** begin Entries provided **
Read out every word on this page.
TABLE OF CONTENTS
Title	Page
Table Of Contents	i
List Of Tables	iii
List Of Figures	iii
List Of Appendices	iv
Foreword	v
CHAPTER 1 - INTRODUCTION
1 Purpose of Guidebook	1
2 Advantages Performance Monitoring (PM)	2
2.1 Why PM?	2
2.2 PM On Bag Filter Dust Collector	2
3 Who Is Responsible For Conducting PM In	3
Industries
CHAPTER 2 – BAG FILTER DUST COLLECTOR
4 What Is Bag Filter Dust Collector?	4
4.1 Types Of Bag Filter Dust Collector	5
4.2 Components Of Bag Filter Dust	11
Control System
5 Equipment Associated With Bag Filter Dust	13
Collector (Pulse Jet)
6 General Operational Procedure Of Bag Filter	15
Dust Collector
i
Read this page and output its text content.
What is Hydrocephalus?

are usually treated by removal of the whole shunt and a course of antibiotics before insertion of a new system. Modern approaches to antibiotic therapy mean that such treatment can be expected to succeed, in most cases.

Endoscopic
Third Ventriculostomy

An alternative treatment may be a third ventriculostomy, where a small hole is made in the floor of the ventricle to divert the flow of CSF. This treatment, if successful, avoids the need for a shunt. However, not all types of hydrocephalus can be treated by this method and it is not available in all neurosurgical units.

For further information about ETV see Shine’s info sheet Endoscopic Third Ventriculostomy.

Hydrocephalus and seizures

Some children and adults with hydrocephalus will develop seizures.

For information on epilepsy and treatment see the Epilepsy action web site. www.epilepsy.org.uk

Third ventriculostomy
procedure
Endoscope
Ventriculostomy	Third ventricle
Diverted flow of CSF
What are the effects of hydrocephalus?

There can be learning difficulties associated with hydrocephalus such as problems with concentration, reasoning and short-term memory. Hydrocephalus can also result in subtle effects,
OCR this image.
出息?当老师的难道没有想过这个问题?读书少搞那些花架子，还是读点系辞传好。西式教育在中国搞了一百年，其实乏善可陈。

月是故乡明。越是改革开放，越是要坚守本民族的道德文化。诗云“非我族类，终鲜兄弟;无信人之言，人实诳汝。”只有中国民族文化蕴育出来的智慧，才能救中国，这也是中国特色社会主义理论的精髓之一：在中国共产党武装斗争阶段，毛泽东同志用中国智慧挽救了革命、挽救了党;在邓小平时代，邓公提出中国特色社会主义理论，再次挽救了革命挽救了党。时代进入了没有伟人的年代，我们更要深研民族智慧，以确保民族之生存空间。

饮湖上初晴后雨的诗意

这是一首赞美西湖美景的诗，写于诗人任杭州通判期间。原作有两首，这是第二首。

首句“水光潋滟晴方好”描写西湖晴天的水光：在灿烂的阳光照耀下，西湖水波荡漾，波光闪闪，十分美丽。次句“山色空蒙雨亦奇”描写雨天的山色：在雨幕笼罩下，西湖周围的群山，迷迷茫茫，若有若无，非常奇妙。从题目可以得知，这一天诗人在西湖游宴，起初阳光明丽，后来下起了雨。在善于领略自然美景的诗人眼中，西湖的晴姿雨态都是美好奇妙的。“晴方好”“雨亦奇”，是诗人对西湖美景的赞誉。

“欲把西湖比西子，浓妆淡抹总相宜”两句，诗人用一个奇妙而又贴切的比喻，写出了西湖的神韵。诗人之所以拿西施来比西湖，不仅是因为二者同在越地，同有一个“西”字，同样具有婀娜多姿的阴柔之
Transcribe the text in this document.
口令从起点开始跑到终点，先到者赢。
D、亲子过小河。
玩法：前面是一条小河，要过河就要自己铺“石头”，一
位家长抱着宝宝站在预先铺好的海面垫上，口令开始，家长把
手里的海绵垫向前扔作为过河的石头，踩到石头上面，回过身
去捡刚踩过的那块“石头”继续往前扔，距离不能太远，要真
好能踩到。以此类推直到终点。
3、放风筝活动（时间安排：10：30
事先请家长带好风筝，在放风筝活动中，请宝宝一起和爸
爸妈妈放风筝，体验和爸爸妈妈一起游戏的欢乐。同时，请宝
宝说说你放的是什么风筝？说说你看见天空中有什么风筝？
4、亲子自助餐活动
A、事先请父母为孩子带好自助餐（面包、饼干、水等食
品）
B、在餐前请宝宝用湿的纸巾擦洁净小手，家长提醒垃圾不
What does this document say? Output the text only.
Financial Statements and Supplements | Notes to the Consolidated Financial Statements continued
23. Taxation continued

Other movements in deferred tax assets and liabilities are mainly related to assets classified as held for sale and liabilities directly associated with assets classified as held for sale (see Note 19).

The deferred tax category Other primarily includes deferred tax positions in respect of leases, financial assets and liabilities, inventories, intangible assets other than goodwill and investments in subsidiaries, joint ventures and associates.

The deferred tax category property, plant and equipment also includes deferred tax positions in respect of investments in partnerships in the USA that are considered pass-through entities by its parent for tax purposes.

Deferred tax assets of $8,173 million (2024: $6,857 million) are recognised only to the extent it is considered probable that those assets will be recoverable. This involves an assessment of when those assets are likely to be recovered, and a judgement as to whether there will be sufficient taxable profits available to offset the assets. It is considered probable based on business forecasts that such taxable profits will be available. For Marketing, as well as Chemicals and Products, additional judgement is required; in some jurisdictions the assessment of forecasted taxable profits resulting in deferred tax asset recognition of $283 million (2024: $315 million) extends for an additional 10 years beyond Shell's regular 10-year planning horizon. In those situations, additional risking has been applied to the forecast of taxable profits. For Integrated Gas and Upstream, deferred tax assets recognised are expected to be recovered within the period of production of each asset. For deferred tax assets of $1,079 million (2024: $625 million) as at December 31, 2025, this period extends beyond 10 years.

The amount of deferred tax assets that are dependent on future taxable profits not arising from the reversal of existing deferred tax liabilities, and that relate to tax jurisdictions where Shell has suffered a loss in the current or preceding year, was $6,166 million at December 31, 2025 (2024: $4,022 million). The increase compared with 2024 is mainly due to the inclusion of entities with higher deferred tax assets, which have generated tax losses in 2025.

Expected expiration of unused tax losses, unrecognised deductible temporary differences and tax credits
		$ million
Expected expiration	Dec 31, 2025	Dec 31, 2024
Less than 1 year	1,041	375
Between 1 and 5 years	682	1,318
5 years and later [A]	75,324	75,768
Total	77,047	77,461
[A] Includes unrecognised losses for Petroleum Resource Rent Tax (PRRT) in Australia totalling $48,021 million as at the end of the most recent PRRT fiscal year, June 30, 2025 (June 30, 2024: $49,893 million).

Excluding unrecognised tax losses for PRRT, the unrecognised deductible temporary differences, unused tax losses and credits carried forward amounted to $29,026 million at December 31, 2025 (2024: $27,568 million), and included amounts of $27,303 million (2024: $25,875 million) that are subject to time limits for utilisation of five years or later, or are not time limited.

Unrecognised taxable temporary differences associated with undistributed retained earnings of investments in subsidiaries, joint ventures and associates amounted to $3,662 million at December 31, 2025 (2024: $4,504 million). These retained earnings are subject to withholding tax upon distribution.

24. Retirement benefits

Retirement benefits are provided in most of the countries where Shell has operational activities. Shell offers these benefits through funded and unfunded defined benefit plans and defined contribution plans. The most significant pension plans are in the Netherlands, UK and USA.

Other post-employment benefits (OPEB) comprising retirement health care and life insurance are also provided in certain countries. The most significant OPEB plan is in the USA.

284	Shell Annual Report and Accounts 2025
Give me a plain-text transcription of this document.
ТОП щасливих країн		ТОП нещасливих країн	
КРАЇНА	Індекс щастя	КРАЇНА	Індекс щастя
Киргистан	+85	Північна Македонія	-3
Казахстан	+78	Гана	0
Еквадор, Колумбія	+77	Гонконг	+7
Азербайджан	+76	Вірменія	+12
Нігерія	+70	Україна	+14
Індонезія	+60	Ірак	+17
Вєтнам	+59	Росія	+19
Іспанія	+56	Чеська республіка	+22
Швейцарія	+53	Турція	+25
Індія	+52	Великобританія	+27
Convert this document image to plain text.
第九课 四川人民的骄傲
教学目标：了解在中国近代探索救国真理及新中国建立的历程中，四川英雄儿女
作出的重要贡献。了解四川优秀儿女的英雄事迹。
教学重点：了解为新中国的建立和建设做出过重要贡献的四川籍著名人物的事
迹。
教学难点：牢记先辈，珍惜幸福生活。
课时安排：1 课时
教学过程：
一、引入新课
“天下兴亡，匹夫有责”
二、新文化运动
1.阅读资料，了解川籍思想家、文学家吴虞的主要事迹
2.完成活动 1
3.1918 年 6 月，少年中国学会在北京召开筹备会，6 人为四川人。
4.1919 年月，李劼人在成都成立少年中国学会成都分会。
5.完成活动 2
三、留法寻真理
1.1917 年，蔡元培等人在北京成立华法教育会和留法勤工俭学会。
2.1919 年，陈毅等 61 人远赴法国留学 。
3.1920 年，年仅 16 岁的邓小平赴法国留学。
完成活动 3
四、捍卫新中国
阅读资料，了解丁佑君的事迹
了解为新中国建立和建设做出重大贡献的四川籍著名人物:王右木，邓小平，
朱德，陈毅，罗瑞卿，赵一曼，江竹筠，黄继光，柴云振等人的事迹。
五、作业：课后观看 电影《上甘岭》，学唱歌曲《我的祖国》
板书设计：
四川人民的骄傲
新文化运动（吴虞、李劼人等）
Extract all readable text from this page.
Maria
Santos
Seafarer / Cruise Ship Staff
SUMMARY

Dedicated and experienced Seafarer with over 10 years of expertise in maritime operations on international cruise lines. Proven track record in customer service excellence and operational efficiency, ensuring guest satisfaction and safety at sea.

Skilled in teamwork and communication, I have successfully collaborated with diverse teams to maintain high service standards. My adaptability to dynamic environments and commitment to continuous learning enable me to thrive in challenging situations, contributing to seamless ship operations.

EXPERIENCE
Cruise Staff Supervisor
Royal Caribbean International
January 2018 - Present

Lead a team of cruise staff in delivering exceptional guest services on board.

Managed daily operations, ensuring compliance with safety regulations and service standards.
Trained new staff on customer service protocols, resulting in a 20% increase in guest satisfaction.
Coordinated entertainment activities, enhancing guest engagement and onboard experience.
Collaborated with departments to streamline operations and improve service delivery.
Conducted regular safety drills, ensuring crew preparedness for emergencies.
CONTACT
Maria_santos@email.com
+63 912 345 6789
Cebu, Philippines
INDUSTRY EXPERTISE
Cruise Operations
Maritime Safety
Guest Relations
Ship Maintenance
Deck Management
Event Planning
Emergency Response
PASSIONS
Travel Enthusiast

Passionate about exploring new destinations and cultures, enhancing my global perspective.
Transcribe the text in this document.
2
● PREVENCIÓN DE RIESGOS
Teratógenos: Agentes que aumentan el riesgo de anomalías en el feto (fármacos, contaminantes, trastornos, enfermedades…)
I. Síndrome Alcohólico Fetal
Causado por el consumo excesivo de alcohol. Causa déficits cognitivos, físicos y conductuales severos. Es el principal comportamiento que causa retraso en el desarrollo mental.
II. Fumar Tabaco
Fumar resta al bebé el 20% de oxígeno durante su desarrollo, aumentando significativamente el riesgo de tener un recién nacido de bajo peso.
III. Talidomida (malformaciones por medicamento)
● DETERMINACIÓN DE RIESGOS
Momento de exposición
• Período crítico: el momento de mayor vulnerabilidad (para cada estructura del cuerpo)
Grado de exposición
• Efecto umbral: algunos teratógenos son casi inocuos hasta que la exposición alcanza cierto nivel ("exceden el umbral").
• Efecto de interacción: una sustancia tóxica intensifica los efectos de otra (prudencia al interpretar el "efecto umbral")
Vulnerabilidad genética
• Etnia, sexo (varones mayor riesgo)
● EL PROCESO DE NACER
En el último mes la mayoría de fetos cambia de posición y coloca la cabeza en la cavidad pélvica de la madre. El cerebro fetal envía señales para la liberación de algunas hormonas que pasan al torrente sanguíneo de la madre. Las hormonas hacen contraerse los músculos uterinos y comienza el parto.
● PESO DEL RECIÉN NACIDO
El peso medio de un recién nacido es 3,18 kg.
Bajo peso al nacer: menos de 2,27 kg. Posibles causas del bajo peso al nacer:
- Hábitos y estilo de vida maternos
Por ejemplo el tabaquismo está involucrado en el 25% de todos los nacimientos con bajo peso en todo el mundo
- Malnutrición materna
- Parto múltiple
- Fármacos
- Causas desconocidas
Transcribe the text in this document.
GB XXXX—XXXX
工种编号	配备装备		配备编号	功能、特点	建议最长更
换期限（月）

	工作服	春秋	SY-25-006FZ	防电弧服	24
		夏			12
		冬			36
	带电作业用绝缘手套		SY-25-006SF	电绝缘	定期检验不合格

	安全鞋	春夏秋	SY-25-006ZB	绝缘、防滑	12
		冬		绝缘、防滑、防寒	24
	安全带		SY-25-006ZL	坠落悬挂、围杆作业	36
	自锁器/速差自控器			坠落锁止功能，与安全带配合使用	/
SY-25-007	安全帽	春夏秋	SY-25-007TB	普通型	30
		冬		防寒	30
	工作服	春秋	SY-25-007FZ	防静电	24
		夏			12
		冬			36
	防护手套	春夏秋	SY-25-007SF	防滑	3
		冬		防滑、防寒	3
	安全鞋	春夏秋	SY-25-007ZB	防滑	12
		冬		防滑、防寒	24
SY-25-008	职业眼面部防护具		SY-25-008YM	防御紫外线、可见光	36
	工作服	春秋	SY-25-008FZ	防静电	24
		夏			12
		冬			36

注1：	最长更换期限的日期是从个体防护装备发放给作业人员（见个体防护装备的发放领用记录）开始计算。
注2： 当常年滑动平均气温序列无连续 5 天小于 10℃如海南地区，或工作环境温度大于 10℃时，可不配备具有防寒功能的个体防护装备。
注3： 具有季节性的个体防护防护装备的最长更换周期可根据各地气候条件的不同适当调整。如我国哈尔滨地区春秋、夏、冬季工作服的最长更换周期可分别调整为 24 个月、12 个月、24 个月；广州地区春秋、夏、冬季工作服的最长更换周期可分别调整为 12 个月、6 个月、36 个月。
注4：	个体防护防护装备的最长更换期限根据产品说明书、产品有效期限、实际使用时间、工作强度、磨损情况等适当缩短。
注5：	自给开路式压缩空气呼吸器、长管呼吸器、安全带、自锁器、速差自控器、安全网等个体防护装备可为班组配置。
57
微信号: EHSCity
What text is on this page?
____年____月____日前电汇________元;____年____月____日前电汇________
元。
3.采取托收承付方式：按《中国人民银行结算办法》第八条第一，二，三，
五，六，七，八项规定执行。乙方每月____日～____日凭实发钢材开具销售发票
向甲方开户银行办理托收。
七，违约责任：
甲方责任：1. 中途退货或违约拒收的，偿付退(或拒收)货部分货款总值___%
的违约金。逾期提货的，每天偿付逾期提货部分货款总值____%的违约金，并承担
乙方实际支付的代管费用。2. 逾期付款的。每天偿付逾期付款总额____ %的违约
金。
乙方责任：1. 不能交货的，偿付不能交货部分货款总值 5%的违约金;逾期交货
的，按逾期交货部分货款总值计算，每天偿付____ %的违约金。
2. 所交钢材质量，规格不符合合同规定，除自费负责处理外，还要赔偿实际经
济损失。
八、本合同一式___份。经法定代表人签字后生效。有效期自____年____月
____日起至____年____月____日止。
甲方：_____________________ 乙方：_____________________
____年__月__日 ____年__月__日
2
** end Entries provided **
> [Task requirements] Wherever the word "seizures" occurs in a line of the listing, copy that line.

> [Finished answer]
Hydrocephalus and seizures
Some children and adults with hydrocephalus will develop seizures.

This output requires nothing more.